» **RECORD SET**:
+-------+

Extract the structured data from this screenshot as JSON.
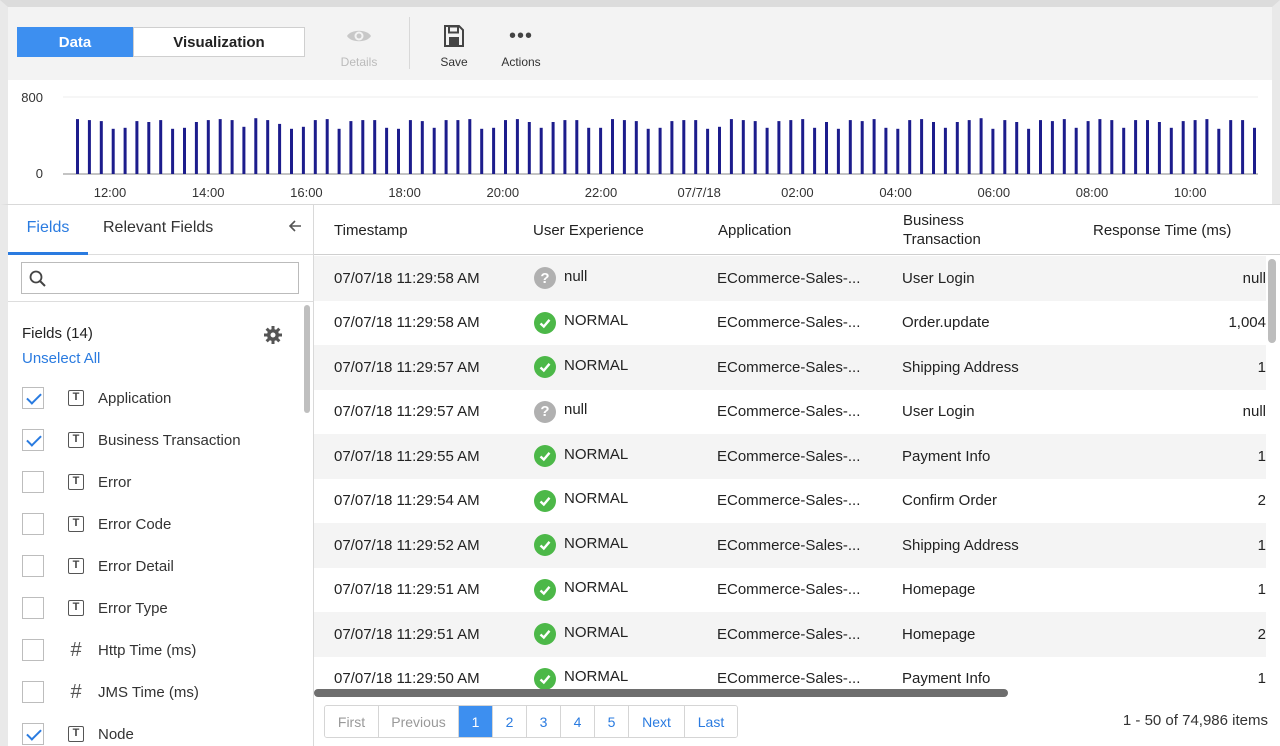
{
  "toolbar": {
    "tabs": {
      "data": "Data",
      "visualization": "Visualization"
    },
    "details_label": "Details",
    "save_label": "Save",
    "actions_label": "Actions",
    "active_tab": "Data"
  },
  "chart_data": {
    "type": "bar",
    "ylim": [
      0,
      800
    ],
    "yticks": [
      "800",
      "0"
    ],
    "xtick_labels": [
      "12:00",
      "14:00",
      "16:00",
      "18:00",
      "20:00",
      "22:00",
      "07/7/18",
      "02:00",
      "04:00",
      "06:00",
      "08:00",
      "10:00"
    ],
    "values": [
      570,
      560,
      550,
      470,
      480,
      550,
      540,
      560,
      470,
      480,
      540,
      560,
      570,
      560,
      490,
      580,
      560,
      520,
      470,
      490,
      560,
      570,
      470,
      550,
      560,
      560,
      480,
      470,
      560,
      550,
      480,
      560,
      560,
      570,
      470,
      480,
      560,
      570,
      540,
      480,
      540,
      560,
      560,
      480,
      480,
      570,
      560,
      550,
      470,
      480,
      550,
      560,
      560,
      470,
      490,
      570,
      560,
      550,
      480,
      550,
      560,
      570,
      480,
      540,
      470,
      560,
      550,
      570,
      480,
      470,
      560,
      570,
      540,
      480,
      540,
      560,
      580,
      470,
      560,
      540,
      470,
      560,
      550,
      570,
      480,
      550,
      570,
      560,
      480,
      560,
      560,
      540,
      480,
      550,
      560,
      570,
      470,
      560,
      560,
      480
    ],
    "bar_color": "#1c1c8c"
  },
  "left_panel": {
    "tab_fields": "Fields",
    "tab_relevant": "Relevant Fields",
    "search_placeholder": "",
    "fields_count": "Fields (14)",
    "unselect_all": "Unselect All",
    "fields": [
      {
        "name": "Application",
        "type": "T",
        "checked": true
      },
      {
        "name": "Business Transaction",
        "type": "T",
        "checked": true
      },
      {
        "name": "Error",
        "type": "T",
        "checked": false
      },
      {
        "name": "Error Code",
        "type": "T",
        "checked": false
      },
      {
        "name": "Error Detail",
        "type": "T",
        "checked": false
      },
      {
        "name": "Error Type",
        "type": "T",
        "checked": false
      },
      {
        "name": "Http Time (ms)",
        "type": "#",
        "checked": false
      },
      {
        "name": "JMS Time (ms)",
        "type": "#",
        "checked": false
      },
      {
        "name": "Node",
        "type": "T",
        "checked": true
      }
    ]
  },
  "table": {
    "columns": [
      "Timestamp",
      "User Experience",
      "Application",
      "Business Transaction",
      "Response Time (ms)"
    ],
    "rows": [
      {
        "timestamp": "07/07/18 11:29:58 AM",
        "ux": "null",
        "ux_status": "unknown",
        "app": "ECommerce-Sales-...",
        "bt": "User Login",
        "rt": "null"
      },
      {
        "timestamp": "07/07/18 11:29:58 AM",
        "ux": "NORMAL",
        "ux_status": "normal",
        "app": "ECommerce-Sales-...",
        "bt": "Order.update",
        "rt": "1,004"
      },
      {
        "timestamp": "07/07/18 11:29:57 AM",
        "ux": "NORMAL",
        "ux_status": "normal",
        "app": "ECommerce-Sales-...",
        "bt": "Shipping Address",
        "rt": "1"
      },
      {
        "timestamp": "07/07/18 11:29:57 AM",
        "ux": "null",
        "ux_status": "unknown",
        "app": "ECommerce-Sales-...",
        "bt": "User Login",
        "rt": "null"
      },
      {
        "timestamp": "07/07/18 11:29:55 AM",
        "ux": "NORMAL",
        "ux_status": "normal",
        "app": "ECommerce-Sales-...",
        "bt": "Payment Info",
        "rt": "1"
      },
      {
        "timestamp": "07/07/18 11:29:54 AM",
        "ux": "NORMAL",
        "ux_status": "normal",
        "app": "ECommerce-Sales-...",
        "bt": "Confirm Order",
        "rt": "2"
      },
      {
        "timestamp": "07/07/18 11:29:52 AM",
        "ux": "NORMAL",
        "ux_status": "normal",
        "app": "ECommerce-Sales-...",
        "bt": "Shipping Address",
        "rt": "1"
      },
      {
        "timestamp": "07/07/18 11:29:51 AM",
        "ux": "NORMAL",
        "ux_status": "normal",
        "app": "ECommerce-Sales-...",
        "bt": "Homepage",
        "rt": "1"
      },
      {
        "timestamp": "07/07/18 11:29:51 AM",
        "ux": "NORMAL",
        "ux_status": "normal",
        "app": "ECommerce-Sales-...",
        "bt": "Homepage",
        "rt": "2"
      },
      {
        "timestamp": "07/07/18 11:29:50 AM",
        "ux": "NORMAL",
        "ux_status": "normal",
        "app": "ECommerce-Sales-...",
        "bt": "Payment Info",
        "rt": "1"
      }
    ]
  },
  "pagination": {
    "first": "First",
    "previous": "Previous",
    "pages": [
      "1",
      "2",
      "3",
      "4",
      "5"
    ],
    "current_page": "1",
    "next": "Next",
    "last": "Last",
    "summary": "1 - 50 of 74,986 items"
  },
  "colors": {
    "accent": "#3d8ff0",
    "link": "#2a7be0",
    "status_ok": "#4cb848",
    "status_unknown": "#b0b0b0"
  }
}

+-------+

» **WORK TO DO**: Give every record again exactly, apart from the pictures, which stay out.

» **TASK OUTPUT**:
Extract the structured data from this screenshot as JSON.
{
  "toolbar": {
    "tabs": {
      "data": "Data",
      "visualization": "Visualization"
    },
    "details_label": "Details",
    "save_label": "Save",
    "actions_label": "Actions",
    "active_tab": "Data"
  },
  "chart_data": {
    "type": "bar",
    "ylim": [
      0,
      800
    ],
    "yticks": [
      "800",
      "0"
    ],
    "xtick_labels": [
      "12:00",
      "14:00",
      "16:00",
      "18:00",
      "20:00",
      "22:00",
      "07/7/18",
      "02:00",
      "04:00",
      "06:00",
      "08:00",
      "10:00"
    ],
    "values": [
      570,
      560,
      550,
      470,
      480,
      550,
      540,
      560,
      470,
      480,
      540,
      560,
      570,
      560,
      490,
      580,
      560,
      520,
      470,
      490,
      560,
      570,
      470,
      550,
      560,
      560,
      480,
      470,
      560,
      550,
      480,
      560,
      560,
      570,
      470,
      480,
      560,
      570,
      540,
      480,
      540,
      560,
      560,
      480,
      480,
      570,
      560,
      550,
      470,
      480,
      550,
      560,
      560,
      470,
      490,
      570,
      560,
      550,
      480,
      550,
      560,
      570,
      480,
      540,
      470,
      560,
      550,
      570,
      480,
      470,
      560,
      570,
      540,
      480,
      540,
      560,
      580,
      470,
      560,
      540,
      470,
      560,
      550,
      570,
      480,
      550,
      570,
      560,
      480,
      560,
      560,
      540,
      480,
      550,
      560,
      570,
      470,
      560,
      560,
      480
    ],
    "bar_color": "#1c1c8c"
  },
  "left_panel": {
    "tab_fields": "Fields",
    "tab_relevant": "Relevant Fields",
    "search_placeholder": "",
    "fields_count": "Fields (14)",
    "unselect_all": "Unselect All",
    "fields": [
      {
        "name": "Application",
        "type": "T",
        "checked": true
      },
      {
        "name": "Business Transaction",
        "type": "T",
        "checked": true
      },
      {
        "name": "Error",
        "type": "T",
        "checked": false
      },
      {
        "name": "Error Code",
        "type": "T",
        "checked": false
      },
      {
        "name": "Error Detail",
        "type": "T",
        "checked": false
      },
      {
        "name": "Error Type",
        "type": "T",
        "checked": false
      },
      {
        "name": "Http Time (ms)",
        "type": "#",
        "checked": false
      },
      {
        "name": "JMS Time (ms)",
        "type": "#",
        "checked": false
      },
      {
        "name": "Node",
        "type": "T",
        "checked": true
      }
    ]
  },
  "table": {
    "columns": [
      "Timestamp",
      "User Experience",
      "Application",
      "Business Transaction",
      "Response Time (ms)"
    ],
    "rows": [
      {
        "timestamp": "07/07/18 11:29:58 AM",
        "ux": "null",
        "ux_status": "unknown",
        "app": "ECommerce-Sales-...",
        "bt": "User Login",
        "rt": "null"
      },
      {
        "timestamp": "07/07/18 11:29:58 AM",
        "ux": "NORMAL",
        "ux_status": "normal",
        "app": "ECommerce-Sales-...",
        "bt": "Order.update",
        "rt": "1,004"
      },
      {
        "timestamp": "07/07/18 11:29:57 AM",
        "ux": "NORMAL",
        "ux_status": "normal",
        "app": "ECommerce-Sales-...",
        "bt": "Shipping Address",
        "rt": "1"
      },
      {
        "timestamp": "07/07/18 11:29:57 AM",
        "ux": "null",
        "ux_status": "unknown",
        "app": "ECommerce-Sales-...",
        "bt": "User Login",
        "rt": "null"
      },
      {
        "timestamp": "07/07/18 11:29:55 AM",
        "ux": "NORMAL",
        "ux_status": "normal",
        "app": "ECommerce-Sales-...",
        "bt": "Payment Info",
        "rt": "1"
      },
      {
        "timestamp": "07/07/18 11:29:54 AM",
        "ux": "NORMAL",
        "ux_status": "normal",
        "app": "ECommerce-Sales-...",
        "bt": "Confirm Order",
        "rt": "2"
      },
      {
        "timestamp": "07/07/18 11:29:52 AM",
        "ux": "NORMAL",
        "ux_status": "normal",
        "app": "ECommerce-Sales-...",
        "bt": "Shipping Address",
        "rt": "1"
      },
      {
        "timestamp": "07/07/18 11:29:51 AM",
        "ux": "NORMAL",
        "ux_status": "normal",
        "app": "ECommerce-Sales-...",
        "bt": "Homepage",
        "rt": "1"
      },
      {
        "timestamp": "07/07/18 11:29:51 AM",
        "ux": "NORMAL",
        "ux_status": "normal",
        "app": "ECommerce-Sales-...",
        "bt": "Homepage",
        "rt": "2"
      },
      {
        "timestamp": "07/07/18 11:29:50 AM",
        "ux": "NORMAL",
        "ux_status": "normal",
        "app": "ECommerce-Sales-...",
        "bt": "Payment Info",
        "rt": "1"
      }
    ]
  },
  "pagination": {
    "first": "First",
    "previous": "Previous",
    "pages": [
      "1",
      "2",
      "3",
      "4",
      "5"
    ],
    "current_page": "1",
    "next": "Next",
    "last": "Last",
    "summary": "1 - 50 of 74,986 items"
  },
  "colors": {
    "accent": "#3d8ff0",
    "link": "#2a7be0",
    "status_ok": "#4cb848",
    "status_unknown": "#b0b0b0"
  }
}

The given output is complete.